Set problem: Pictures in the records should not be copied, but every other part must be repeated exactly.

— Start Listing —

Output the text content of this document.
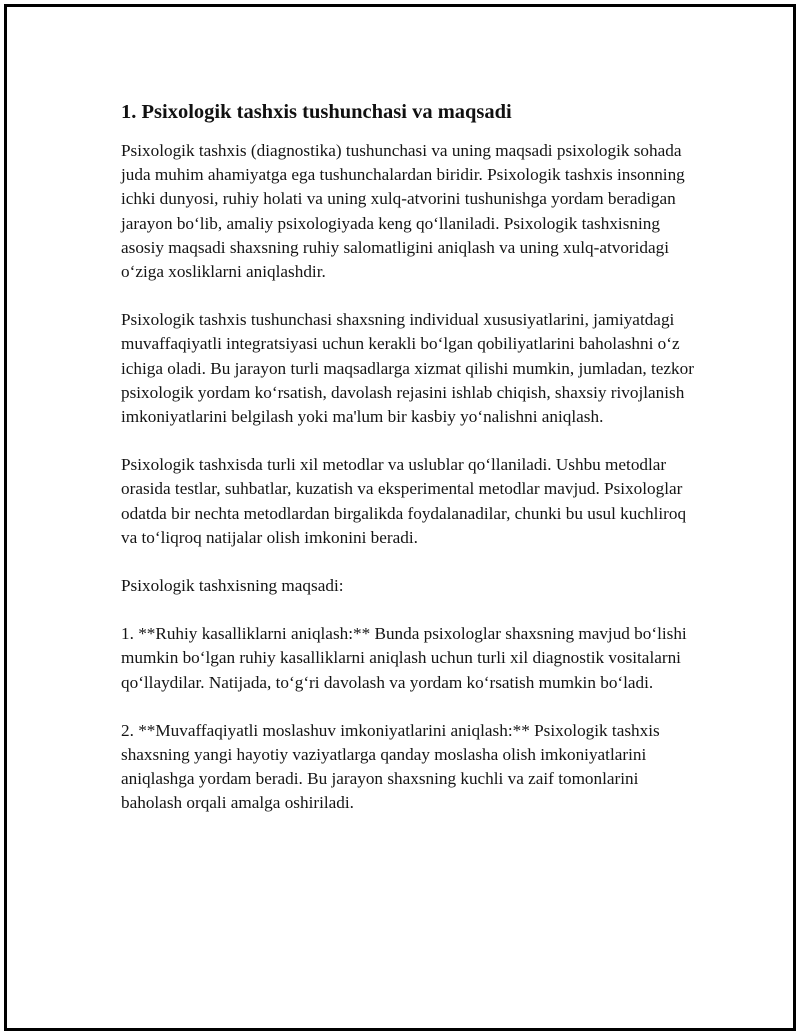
1. Psixologik tashxis tushunchasi va maqsadi

Psixologik tashxis (diagnostika) tushunchasi va uning maqsadi psixologik sohada juda muhim ahamiyatga ega tushunchalardan biridir. Psixologik tashxis insonning ichki dunyosi, ruhiy holati va uning xulq-atvorini tushunishga yordam beradigan jarayon bo‘lib, amaliy psixologiyada keng qo‘llaniladi. Psixologik tashxisning asosiy maqsadi shaxsning ruhiy salomatligini aniqlash va uning xulq-atvoridagi o‘ziga xosliklarni aniqlashdir.

Psixologik tashxis tushunchasi shaxsning individual xususiyatlarini, jamiyatdagi muvaffaqiyatli integratsiyasi uchun kerakli bo‘lgan qobiliyatlarini baholashni o‘z ichiga oladi. Bu jarayon turli maqsadlarga xizmat qilishi mumkin, jumladan, tezkor psixologik yordam ko‘rsatish, davolash rejasini ishlab chiqish, shaxsiy rivojlanish imkoniyatlarini belgilash yoki ma'lum bir kasbiy yo‘nalishni aniqlash.

Psixologik tashxisda turli xil metodlar va uslublar qo‘llaniladi. Ushbu metodlar orasida testlar, suhbatlar, kuzatish va eksperimental metodlar mavjud. Psixologlar odatda bir nechta metodlardan birgalikda foydalanadilar, chunki bu usul kuchliroq va to‘liqroq natijalar olish imkonini beradi.

Psixologik tashxisning maqsadi:

1. **Ruhiy kasalliklarni aniqlash:** Bunda psixologlar shaxsning mavjud bo‘lishi mumkin bo‘lgan ruhiy kasalliklarni aniqlash uchun turli xil diagnostik vositalarni qo‘llaydilar. Natijada, to‘g‘ri davolash va yordam ko‘rsatish mumkin bo‘ladi.

2. **Muvaffaqiyatli moslashuv imkoniyatlarini aniqlash:** Psixologik tashxis shaxsning yangi hayotiy vaziyatlarga qanday moslasha olish imkoniyatlarini aniqlashga yordam beradi. Bu jarayon shaxsning kuchli va zaif tomonlarini baholash orqali amalga oshiriladi.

— End Listing —

Answer for this exercise:
Output the text content of this document.
1. Psixologik tashxis tushunchasi va maqsadi

Psixologik tashxis (diagnostika) tushunchasi va uning maqsadi psixologik sohada juda muhim ahamiyatga ega tushunchalardan biridir. Psixologik tashxis insonning ichki dunyosi, ruhiy holati va uning xulq-atvorini tushunishga yordam beradigan jarayon bo‘lib, amaliy psixologiyada keng qo‘llaniladi. Psixologik tashxisning asosiy maqsadi shaxsning ruhiy salomatligini aniqlash va uning xulq-atvoridagi o‘ziga xosliklarni aniqlashdir.

Psixologik tashxis tushunchasi shaxsning individual xususiyatlarini, jamiyatdagi muvaffaqiyatli integratsiyasi uchun kerakli bo‘lgan qobiliyatlarini baholashni o‘z ichiga oladi. Bu jarayon turli maqsadlarga xizmat qilishi mumkin, jumladan, tezkor psixologik yordam ko‘rsatish, davolash rejasini ishlab chiqish, shaxsiy rivojlanish imkoniyatlarini belgilash yoki ma'lum bir kasbiy yo‘nalishni aniqlash.

Psixologik tashxisda turli xil metodlar va uslublar qo‘llaniladi. Ushbu metodlar orasida testlar, suhbatlar, kuzatish va eksperimental metodlar mavjud. Psixologlar odatda bir nechta metodlardan birgalikda foydalanadilar, chunki bu usul kuchliroq va to‘liqroq natijalar olish imkonini beradi.

Psixologik tashxisning maqsadi:

1. **Ruhiy kasalliklarni aniqlash:** Bunda psixologlar shaxsning mavjud bo‘lishi mumkin bo‘lgan ruhiy kasalliklarni aniqlash uchun turli xil diagnostik vositalarni qo‘llaydilar. Natijada, to‘g‘ri davolash va yordam ko‘rsatish mumkin bo‘ladi.

2. **Muvaffaqiyatli moslashuv imkoniyatlarini aniqlash:** Psixologik tashxis shaxsning yangi hayotiy vaziyatlarga qanday moslasha olish imkoniyatlarini aniqlashga yordam beradi. Bu jarayon shaxsning kuchli va zaif tomonlarini baholash orqali amalga oshiriladi.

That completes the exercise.